**DESCRIPTION OF THE TASK:** Each entry below is to be printed verbatim.

**TASK DATA:**
================

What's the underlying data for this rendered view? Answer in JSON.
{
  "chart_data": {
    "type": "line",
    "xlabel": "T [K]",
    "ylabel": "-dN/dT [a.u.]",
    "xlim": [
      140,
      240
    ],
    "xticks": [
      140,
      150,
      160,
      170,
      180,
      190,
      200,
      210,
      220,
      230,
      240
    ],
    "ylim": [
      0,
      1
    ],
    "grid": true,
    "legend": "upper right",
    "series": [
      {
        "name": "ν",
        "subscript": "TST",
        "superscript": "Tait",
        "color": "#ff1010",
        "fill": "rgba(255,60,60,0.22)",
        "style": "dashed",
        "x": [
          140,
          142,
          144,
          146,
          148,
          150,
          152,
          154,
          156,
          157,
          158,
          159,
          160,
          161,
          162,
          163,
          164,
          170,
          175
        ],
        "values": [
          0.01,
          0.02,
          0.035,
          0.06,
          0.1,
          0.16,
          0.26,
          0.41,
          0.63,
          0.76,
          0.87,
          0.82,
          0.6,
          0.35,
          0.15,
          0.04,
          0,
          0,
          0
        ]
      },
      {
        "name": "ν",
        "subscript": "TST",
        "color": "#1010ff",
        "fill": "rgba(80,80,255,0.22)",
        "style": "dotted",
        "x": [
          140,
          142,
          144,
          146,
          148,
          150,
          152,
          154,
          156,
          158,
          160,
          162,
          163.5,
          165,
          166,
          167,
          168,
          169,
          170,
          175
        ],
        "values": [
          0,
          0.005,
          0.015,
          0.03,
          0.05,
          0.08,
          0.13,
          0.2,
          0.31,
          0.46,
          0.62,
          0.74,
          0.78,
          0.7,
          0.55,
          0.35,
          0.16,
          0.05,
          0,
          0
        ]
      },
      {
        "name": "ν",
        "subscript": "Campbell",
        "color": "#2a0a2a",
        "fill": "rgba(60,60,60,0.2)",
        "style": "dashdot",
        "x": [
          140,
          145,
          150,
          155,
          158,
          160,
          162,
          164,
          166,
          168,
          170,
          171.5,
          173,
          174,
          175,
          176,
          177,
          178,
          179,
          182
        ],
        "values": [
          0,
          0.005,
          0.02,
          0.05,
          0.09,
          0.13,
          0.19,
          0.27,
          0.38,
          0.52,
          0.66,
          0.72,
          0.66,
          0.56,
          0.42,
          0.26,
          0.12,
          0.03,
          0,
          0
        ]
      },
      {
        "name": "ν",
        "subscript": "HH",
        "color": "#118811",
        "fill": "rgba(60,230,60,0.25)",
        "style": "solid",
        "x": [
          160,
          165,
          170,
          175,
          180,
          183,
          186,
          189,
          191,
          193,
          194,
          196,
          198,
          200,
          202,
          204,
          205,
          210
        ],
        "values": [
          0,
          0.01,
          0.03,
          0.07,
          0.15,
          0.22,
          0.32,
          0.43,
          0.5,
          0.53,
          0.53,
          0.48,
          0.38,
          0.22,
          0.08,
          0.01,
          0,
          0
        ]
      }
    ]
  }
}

================

**WRITTEN SOLUTION:**
What's the underlying data for this rendered view? Answer in JSON.
{
  "chart_data": {
    "type": "line",
    "xlabel": "T [K]",
    "ylabel": "-dN/dT [a.u.]",
    "xlim": [
      140,
      240
    ],
    "xticks": [
      140,
      150,
      160,
      170,
      180,
      190,
      200,
      210,
      220,
      230,
      240
    ],
    "ylim": [
      0,
      1
    ],
    "grid": true,
    "legend": "upper right",
    "series": [
      {
        "name": "ν",
        "subscript": "TST",
        "superscript": "Tait",
        "color": "#ff1010",
        "fill": "rgba(255,60,60,0.22)",
        "style": "dashed",
        "x": [
          140,
          142,
          144,
          146,
          148,
          150,
          152,
          154,
          156,
          157,
          158,
          159,
          160,
          161,
          162,
          163,
          164,
          170,
          175
        ],
        "values": [
          0.01,
          0.02,
          0.035,
          0.06,
          0.1,
          0.16,
          0.26,
          0.41,
          0.63,
          0.76,
          0.87,
          0.82,
          0.6,
          0.35,
          0.15,
          0.04,
          0,
          0,
          0
        ]
      },
      {
        "name": "ν",
        "subscript": "TST",
        "color": "#1010ff",
        "fill": "rgba(80,80,255,0.22)",
        "style": "dotted",
        "x": [
          140,
          142,
          144,
          146,
          148,
          150,
          152,
          154,
          156,
          158,
          160,
          162,
          163.5,
          165,
          166,
          167,
          168,
          169,
          170,
          175
        ],
        "values": [
          0,
          0.005,
          0.015,
          0.03,
          0.05,
          0.08,
          0.13,
          0.2,
          0.31,
          0.46,
          0.62,
          0.74,
          0.78,
          0.7,
          0.55,
          0.35,
          0.16,
          0.05,
          0,
          0
        ]
      },
      {
        "name": "ν",
        "subscript": "Campbell",
        "color": "#2a0a2a",
        "fill": "rgba(60,60,60,0.2)",
        "style": "dashdot",
        "x": [
          140,
          145,
          150,
          155,
          158,
          160,
          162,
          164,
          166,
          168,
          170,
          171.5,
          173,
          174,
          175,
          176,
          177,
          178,
          179,
          182
        ],
        "values": [
          0,
          0.005,
          0.02,
          0.05,
          0.09,
          0.13,
          0.19,
          0.27,
          0.38,
          0.52,
          0.66,
          0.72,
          0.66,
          0.56,
          0.42,
          0.26,
          0.12,
          0.03,
          0,
          0
        ]
      },
      {
        "name": "ν",
        "subscript": "HH",
        "color": "#118811",
        "fill": "rgba(60,230,60,0.25)",
        "style": "solid",
        "x": [
          160,
          165,
          170,
          175,
          180,
          183,
          186,
          189,
          191,
          193,
          194,
          196,
          198,
          200,
          202,
          204,
          205,
          210
        ],
        "values": [
          0,
          0.01,
          0.03,
          0.07,
          0.15,
          0.22,
          0.32,
          0.43,
          0.5,
          0.53,
          0.53,
          0.48,
          0.38,
          0.22,
          0.08,
          0.01,
          0,
          0
        ]
      }
    ]
  }
}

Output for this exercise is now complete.